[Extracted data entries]
******
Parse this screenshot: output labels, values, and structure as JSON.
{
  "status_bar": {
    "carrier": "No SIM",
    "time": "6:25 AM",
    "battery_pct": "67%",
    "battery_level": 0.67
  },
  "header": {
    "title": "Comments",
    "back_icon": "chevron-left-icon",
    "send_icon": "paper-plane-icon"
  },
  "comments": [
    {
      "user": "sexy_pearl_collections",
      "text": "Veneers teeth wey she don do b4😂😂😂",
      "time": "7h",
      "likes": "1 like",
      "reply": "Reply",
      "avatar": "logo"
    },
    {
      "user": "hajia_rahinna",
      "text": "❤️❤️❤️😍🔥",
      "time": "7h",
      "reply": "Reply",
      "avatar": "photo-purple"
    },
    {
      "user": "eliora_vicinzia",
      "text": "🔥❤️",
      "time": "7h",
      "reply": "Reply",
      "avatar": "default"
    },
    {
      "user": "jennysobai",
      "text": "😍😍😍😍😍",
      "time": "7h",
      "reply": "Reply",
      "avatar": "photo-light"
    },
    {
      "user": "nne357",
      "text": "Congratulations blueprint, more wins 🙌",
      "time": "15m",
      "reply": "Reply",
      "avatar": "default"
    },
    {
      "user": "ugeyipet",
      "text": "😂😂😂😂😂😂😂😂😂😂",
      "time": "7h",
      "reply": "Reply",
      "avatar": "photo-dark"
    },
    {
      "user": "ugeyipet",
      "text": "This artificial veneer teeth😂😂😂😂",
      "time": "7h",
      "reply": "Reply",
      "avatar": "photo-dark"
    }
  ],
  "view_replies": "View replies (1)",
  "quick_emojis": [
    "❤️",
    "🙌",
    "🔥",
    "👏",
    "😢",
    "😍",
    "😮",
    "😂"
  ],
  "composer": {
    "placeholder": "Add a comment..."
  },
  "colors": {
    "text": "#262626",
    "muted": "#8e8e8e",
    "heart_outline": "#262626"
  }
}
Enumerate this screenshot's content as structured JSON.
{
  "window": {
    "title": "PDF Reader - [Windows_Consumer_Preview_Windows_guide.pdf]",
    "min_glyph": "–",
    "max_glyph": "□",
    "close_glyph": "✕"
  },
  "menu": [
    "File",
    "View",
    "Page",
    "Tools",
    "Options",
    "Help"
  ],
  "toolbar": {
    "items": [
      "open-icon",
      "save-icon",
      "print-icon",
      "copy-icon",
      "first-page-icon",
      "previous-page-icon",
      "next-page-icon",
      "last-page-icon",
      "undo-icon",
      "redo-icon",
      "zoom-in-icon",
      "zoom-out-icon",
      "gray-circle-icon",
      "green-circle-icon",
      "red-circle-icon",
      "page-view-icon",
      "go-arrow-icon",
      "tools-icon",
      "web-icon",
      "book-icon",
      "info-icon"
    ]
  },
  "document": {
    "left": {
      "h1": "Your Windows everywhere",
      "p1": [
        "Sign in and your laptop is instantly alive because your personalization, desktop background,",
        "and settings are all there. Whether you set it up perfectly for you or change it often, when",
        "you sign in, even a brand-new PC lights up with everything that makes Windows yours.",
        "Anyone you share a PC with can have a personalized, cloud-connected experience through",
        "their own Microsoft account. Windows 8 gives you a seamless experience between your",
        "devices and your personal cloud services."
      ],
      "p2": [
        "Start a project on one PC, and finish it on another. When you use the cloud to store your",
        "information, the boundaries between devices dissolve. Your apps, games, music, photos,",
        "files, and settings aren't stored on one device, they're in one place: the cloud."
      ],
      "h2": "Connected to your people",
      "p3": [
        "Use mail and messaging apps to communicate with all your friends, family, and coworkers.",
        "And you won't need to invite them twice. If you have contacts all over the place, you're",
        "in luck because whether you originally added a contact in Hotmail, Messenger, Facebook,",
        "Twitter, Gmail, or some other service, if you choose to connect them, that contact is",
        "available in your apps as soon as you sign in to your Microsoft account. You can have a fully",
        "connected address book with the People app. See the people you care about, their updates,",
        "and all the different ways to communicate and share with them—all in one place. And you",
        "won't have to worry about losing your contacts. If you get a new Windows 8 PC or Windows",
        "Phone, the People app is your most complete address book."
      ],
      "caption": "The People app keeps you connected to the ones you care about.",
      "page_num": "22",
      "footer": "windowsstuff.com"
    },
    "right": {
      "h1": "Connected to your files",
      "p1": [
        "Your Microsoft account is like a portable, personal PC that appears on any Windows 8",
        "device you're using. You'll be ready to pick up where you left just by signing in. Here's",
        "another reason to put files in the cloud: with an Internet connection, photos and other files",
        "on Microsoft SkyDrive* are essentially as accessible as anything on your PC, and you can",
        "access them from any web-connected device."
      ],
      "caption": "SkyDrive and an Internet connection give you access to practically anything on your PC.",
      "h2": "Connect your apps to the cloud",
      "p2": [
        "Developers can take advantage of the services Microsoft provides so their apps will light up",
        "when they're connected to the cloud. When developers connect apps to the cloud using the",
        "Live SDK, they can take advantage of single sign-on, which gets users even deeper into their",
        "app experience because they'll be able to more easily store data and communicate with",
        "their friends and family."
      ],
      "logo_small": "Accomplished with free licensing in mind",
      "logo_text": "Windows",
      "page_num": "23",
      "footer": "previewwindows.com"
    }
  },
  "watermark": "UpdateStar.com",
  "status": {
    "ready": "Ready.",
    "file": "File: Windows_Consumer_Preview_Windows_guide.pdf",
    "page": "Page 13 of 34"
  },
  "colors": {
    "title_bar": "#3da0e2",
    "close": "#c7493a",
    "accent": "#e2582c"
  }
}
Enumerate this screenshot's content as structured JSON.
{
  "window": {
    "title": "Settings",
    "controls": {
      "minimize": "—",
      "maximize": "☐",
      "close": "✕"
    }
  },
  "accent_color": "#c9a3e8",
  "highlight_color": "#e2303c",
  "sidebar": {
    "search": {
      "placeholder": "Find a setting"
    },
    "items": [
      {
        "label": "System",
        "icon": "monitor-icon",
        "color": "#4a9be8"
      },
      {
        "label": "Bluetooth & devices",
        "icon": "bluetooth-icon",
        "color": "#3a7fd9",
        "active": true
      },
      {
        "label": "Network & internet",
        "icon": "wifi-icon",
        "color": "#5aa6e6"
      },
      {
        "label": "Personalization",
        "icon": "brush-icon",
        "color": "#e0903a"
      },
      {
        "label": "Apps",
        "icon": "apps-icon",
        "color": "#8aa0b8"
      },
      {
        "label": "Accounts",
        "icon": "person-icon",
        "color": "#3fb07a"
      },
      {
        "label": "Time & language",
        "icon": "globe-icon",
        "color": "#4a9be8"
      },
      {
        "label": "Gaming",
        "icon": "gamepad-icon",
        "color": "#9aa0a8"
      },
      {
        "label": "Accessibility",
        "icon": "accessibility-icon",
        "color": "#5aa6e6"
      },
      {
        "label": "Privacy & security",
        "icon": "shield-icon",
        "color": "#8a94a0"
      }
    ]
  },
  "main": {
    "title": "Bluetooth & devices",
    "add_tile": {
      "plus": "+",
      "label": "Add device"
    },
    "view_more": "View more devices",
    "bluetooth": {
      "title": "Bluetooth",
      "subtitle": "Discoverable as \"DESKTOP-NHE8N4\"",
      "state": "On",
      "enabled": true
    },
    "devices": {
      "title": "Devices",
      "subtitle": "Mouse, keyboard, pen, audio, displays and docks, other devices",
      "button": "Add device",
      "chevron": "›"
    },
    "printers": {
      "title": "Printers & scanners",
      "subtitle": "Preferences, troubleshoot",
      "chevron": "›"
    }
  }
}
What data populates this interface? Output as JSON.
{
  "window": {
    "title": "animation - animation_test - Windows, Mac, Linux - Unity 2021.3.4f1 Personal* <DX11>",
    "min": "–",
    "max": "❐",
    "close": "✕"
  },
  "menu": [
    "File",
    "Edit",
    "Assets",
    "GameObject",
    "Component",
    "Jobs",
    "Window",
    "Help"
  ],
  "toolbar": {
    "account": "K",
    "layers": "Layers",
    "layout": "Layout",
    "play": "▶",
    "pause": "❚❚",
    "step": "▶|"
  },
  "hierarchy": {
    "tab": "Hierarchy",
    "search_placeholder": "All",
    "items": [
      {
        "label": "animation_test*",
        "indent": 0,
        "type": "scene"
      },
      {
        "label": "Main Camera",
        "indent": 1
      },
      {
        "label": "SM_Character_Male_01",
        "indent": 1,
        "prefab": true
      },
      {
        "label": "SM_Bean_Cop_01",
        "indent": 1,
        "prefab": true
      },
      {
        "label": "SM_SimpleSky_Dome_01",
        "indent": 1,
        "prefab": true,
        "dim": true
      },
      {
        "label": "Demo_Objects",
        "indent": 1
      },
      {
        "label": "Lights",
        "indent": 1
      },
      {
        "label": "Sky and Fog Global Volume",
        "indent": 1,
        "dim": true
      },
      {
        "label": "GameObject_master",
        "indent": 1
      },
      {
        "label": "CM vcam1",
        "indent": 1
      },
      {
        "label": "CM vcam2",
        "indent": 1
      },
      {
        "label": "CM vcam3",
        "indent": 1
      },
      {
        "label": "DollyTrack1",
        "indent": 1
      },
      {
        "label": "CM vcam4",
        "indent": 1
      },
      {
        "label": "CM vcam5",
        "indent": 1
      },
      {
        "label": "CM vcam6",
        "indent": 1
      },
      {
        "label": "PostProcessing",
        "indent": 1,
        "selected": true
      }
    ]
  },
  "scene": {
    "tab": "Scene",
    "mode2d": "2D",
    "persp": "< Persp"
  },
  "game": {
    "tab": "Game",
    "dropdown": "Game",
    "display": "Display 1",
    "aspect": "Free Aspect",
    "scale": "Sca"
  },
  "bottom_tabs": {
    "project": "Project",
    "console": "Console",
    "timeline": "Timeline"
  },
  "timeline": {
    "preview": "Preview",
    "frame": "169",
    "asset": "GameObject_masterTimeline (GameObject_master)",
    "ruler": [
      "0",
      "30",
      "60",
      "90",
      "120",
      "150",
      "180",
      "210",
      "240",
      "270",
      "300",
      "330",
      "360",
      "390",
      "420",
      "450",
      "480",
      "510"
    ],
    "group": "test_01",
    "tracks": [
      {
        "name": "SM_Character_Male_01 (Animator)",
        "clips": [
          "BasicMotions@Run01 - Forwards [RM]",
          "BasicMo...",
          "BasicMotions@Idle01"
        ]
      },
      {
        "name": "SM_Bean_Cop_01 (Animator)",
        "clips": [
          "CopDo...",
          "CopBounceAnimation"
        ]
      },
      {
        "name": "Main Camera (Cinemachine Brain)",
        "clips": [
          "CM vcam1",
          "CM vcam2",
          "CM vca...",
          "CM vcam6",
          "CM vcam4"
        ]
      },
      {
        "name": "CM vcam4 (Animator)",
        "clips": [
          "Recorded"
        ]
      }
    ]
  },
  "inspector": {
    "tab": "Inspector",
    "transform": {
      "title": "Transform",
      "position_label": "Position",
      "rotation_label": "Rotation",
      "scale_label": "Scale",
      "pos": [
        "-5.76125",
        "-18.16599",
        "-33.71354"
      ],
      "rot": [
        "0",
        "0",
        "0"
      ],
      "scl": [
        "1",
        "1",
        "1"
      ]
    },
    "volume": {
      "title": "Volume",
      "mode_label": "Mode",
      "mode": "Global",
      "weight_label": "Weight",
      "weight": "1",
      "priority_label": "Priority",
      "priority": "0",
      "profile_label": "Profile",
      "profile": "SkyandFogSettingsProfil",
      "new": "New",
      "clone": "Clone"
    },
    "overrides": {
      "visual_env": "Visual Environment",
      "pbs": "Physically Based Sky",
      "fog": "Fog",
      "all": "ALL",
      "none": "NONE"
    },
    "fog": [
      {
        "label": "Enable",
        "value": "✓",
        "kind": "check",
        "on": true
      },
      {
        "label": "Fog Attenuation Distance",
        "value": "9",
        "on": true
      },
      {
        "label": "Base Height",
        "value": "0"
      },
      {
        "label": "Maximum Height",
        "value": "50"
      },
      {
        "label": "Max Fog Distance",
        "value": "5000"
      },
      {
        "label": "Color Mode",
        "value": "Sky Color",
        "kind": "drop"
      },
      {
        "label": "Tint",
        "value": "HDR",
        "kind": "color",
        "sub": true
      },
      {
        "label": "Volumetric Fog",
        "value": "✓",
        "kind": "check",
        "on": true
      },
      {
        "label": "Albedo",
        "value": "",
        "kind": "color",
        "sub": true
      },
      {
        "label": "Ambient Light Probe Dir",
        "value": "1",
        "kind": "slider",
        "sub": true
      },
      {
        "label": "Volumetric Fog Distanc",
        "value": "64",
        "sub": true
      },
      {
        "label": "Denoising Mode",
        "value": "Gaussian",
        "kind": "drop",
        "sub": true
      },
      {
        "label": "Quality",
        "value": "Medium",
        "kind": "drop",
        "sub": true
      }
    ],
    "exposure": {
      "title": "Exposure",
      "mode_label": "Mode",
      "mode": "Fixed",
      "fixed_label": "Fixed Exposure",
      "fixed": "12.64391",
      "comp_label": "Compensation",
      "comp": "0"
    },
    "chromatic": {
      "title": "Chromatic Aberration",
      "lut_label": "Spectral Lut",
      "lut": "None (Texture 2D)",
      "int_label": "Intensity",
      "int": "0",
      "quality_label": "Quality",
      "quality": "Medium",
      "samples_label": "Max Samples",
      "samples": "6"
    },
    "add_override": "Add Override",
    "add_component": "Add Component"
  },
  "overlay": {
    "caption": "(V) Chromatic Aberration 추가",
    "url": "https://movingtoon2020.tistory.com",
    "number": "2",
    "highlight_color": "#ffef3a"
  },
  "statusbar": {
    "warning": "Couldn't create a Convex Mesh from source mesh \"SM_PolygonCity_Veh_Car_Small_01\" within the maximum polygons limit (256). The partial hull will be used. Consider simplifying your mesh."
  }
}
******
* [Objective]
Out of the records, collect only those lines that contain the string "anything".

* [Exercise answer]
        "on Microsoft SkyDrive* are essentially as accessible as anything on your PC, and you can",
      "caption": "SkyDrive and an Internet connection give you access to practically anything on your PC.",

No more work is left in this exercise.